== Work to complete ==
Set down the full listing exactly, character for character.

Dataset items:
________________
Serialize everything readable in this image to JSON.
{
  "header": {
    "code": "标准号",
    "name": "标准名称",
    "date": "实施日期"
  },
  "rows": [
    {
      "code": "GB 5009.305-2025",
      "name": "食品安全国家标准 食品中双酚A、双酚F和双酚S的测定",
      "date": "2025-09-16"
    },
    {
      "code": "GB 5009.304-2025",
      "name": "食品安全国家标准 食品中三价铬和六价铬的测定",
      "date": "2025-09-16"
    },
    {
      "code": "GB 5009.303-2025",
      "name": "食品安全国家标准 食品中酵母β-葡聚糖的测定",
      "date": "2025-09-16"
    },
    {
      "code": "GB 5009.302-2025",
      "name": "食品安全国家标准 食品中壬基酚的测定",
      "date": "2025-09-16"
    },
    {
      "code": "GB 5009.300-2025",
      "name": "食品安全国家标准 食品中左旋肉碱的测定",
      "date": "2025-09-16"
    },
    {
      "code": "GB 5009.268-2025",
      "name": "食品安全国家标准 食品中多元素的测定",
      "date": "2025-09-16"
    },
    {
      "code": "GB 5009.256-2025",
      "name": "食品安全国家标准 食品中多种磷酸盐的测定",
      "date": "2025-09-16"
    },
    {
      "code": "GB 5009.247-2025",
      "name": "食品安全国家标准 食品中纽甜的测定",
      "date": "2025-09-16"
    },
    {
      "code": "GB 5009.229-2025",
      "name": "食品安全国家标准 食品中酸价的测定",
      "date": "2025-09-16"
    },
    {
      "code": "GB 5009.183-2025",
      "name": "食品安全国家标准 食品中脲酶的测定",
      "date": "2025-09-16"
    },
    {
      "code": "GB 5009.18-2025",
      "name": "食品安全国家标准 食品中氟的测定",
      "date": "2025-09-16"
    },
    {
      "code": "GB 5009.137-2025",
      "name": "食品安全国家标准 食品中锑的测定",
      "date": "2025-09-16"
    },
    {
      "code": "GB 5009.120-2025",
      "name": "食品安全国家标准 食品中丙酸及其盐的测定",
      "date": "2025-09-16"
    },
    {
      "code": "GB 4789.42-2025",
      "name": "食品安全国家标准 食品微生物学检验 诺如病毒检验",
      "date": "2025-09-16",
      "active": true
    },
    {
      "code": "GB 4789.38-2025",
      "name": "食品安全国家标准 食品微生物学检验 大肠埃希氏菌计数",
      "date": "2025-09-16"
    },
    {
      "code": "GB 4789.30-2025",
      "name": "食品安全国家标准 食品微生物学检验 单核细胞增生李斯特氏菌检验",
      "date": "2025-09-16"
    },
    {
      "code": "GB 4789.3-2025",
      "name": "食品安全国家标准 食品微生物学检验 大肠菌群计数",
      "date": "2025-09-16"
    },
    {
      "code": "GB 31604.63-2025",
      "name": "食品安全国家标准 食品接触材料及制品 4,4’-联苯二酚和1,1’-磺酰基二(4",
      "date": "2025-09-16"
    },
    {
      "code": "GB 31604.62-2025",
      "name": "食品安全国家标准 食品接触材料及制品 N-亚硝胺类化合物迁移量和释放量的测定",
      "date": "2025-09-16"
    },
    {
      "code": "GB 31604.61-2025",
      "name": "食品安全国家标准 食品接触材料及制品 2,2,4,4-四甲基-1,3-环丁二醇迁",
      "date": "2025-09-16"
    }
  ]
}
________________
== The completed task ==
Serialize everything readable in this image to JSON.
{
  "header": {
    "code": "标准号",
    "name": "标准名称",
    "date": "实施日期"
  },
  "rows": [
    {
      "code": "GB 5009.305-2025",
      "name": "食品安全国家标准 食品中双酚A、双酚F和双酚S的测定",
      "date": "2025-09-16"
    },
    {
      "code": "GB 5009.304-2025",
      "name": "食品安全国家标准 食品中三价铬和六价铬的测定",
      "date": "2025-09-16"
    },
    {
      "code": "GB 5009.303-2025",
      "name": "食品安全国家标准 食品中酵母β-葡聚糖的测定",
      "date": "2025-09-16"
    },
    {
      "code": "GB 5009.302-2025",
      "name": "食品安全国家标准 食品中壬基酚的测定",
      "date": "2025-09-16"
    },
    {
      "code": "GB 5009.300-2025",
      "name": "食品安全国家标准 食品中左旋肉碱的测定",
      "date": "2025-09-16"
    },
    {
      "code": "GB 5009.268-2025",
      "name": "食品安全国家标准 食品中多元素的测定",
      "date": "2025-09-16"
    },
    {
      "code": "GB 5009.256-2025",
      "name": "食品安全国家标准 食品中多种磷酸盐的测定",
      "date": "2025-09-16"
    },
    {
      "code": "GB 5009.247-2025",
      "name": "食品安全国家标准 食品中纽甜的测定",
      "date": "2025-09-16"
    },
    {
      "code": "GB 5009.229-2025",
      "name": "食品安全国家标准 食品中酸价的测定",
      "date": "2025-09-16"
    },
    {
      "code": "GB 5009.183-2025",
      "name": "食品安全国家标准 食品中脲酶的测定",
      "date": "2025-09-16"
    },
    {
      "code": "GB 5009.18-2025",
      "name": "食品安全国家标准 食品中氟的测定",
      "date": "2025-09-16"
    },
    {
      "code": "GB 5009.137-2025",
      "name": "食品安全国家标准 食品中锑的测定",
      "date": "2025-09-16"
    },
    {
      "code": "GB 5009.120-2025",
      "name": "食品安全国家标准 食品中丙酸及其盐的测定",
      "date": "2025-09-16"
    },
    {
      "code": "GB 4789.42-2025",
      "name": "食品安全国家标准 食品微生物学检验 诺如病毒检验",
      "date": "2025-09-16",
      "active": true
    },
    {
      "code": "GB 4789.38-2025",
      "name": "食品安全国家标准 食品微生物学检验 大肠埃希氏菌计数",
      "date": "2025-09-16"
    },
    {
      "code": "GB 4789.30-2025",
      "name": "食品安全国家标准 食品微生物学检验 单核细胞增生李斯特氏菌检验",
      "date": "2025-09-16"
    },
    {
      "code": "GB 4789.3-2025",
      "name": "食品安全国家标准 食品微生物学检验 大肠菌群计数",
      "date": "2025-09-16"
    },
    {
      "code": "GB 31604.63-2025",
      "name": "食品安全国家标准 食品接触材料及制品 4,4’-联苯二酚和1,1’-磺酰基二(4",
      "date": "2025-09-16"
    },
    {
      "code": "GB 31604.62-2025",
      "name": "食品安全国家标准 食品接触材料及制品 N-亚硝胺类化合物迁移量和释放量的测定",
      "date": "2025-09-16"
    },
    {
      "code": "GB 31604.61-2025",
      "name": "食品安全国家标准 食品接触材料及制品 2,2,4,4-四甲基-1,3-环丁二醇迁",
      "date": "2025-09-16"
    }
  ]
}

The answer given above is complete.